What needs to be done:
Can you write out the whole listing exactly?

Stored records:
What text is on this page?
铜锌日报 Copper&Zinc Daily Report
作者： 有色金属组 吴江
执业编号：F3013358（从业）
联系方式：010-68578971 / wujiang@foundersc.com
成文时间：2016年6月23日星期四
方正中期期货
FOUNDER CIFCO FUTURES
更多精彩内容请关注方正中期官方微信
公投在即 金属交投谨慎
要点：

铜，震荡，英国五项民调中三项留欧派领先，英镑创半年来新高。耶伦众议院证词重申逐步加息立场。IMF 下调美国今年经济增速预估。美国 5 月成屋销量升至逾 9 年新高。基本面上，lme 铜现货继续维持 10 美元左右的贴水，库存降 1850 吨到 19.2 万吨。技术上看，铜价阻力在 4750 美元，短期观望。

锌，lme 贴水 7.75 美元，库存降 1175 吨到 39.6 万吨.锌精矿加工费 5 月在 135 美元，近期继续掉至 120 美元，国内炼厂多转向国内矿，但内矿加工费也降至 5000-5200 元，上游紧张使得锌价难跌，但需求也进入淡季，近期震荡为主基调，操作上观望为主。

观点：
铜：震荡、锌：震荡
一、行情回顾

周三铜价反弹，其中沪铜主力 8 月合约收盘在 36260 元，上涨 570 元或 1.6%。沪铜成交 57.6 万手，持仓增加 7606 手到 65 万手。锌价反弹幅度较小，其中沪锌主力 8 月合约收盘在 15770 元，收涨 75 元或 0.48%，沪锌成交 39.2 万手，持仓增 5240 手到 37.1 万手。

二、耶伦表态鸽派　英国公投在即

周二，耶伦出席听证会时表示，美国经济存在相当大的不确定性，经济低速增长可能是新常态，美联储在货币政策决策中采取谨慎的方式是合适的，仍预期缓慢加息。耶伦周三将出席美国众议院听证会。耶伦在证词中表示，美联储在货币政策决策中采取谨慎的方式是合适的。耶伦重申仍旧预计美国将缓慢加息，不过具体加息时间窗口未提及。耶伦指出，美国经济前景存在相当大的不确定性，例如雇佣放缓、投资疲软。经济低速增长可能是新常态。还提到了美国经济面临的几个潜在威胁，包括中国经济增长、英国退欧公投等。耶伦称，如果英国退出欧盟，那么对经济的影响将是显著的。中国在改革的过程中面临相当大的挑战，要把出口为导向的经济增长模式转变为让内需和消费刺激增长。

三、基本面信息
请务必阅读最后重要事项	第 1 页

Correct result:
What text is on this page?
铜锌日报 Copper&Zinc Daily Report
作者： 有色金属组 吴江
执业编号：F3013358（从业）
联系方式：010-68578971 / wujiang@foundersc.com
成文时间：2016年6月23日星期四
方正中期期货
FOUNDER CIFCO FUTURES
更多精彩内容请关注方正中期官方微信
公投在即 金属交投谨慎
要点：

铜，震荡，英国五项民调中三项留欧派领先，英镑创半年来新高。耶伦众议院证词重申逐步加息立场。IMF 下调美国今年经济增速预估。美国 5 月成屋销量升至逾 9 年新高。基本面上，lme 铜现货继续维持 10 美元左右的贴水，库存降 1850 吨到 19.2 万吨。技术上看，铜价阻力在 4750 美元，短期观望。

锌，lme 贴水 7.75 美元，库存降 1175 吨到 39.6 万吨.锌精矿加工费 5 月在 135 美元，近期继续掉至 120 美元，国内炼厂多转向国内矿，但内矿加工费也降至 5000-5200 元，上游紧张使得锌价难跌，但需求也进入淡季，近期震荡为主基调，操作上观望为主。

观点：
铜：震荡、锌：震荡
一、行情回顾

周三铜价反弹，其中沪铜主力 8 月合约收盘在 36260 元，上涨 570 元或 1.6%。沪铜成交 57.6 万手，持仓增加 7606 手到 65 万手。锌价反弹幅度较小，其中沪锌主力 8 月合约收盘在 15770 元，收涨 75 元或 0.48%，沪锌成交 39.2 万手，持仓增 5240 手到 37.1 万手。

二、耶伦表态鸽派　英国公投在即

周二，耶伦出席听证会时表示，美国经济存在相当大的不确定性，经济低速增长可能是新常态，美联储在货币政策决策中采取谨慎的方式是合适的，仍预期缓慢加息。耶伦周三将出席美国众议院听证会。耶伦在证词中表示，美联储在货币政策决策中采取谨慎的方式是合适的。耶伦重申仍旧预计美国将缓慢加息，不过具体加息时间窗口未提及。耶伦指出，美国经济前景存在相当大的不确定性，例如雇佣放缓、投资疲软。经济低速增长可能是新常态。还提到了美国经济面临的几个潜在威胁，包括中国经济增长、英国退欧公投等。耶伦称，如果英国退出欧盟，那么对经济的影响将是显著的。中国在改革的过程中面临相当大的挑战，要把出口为导向的经济增长模式转变为让内需和消费刺激增长。

三、基本面信息
请务必阅读最后重要事项	第 1 页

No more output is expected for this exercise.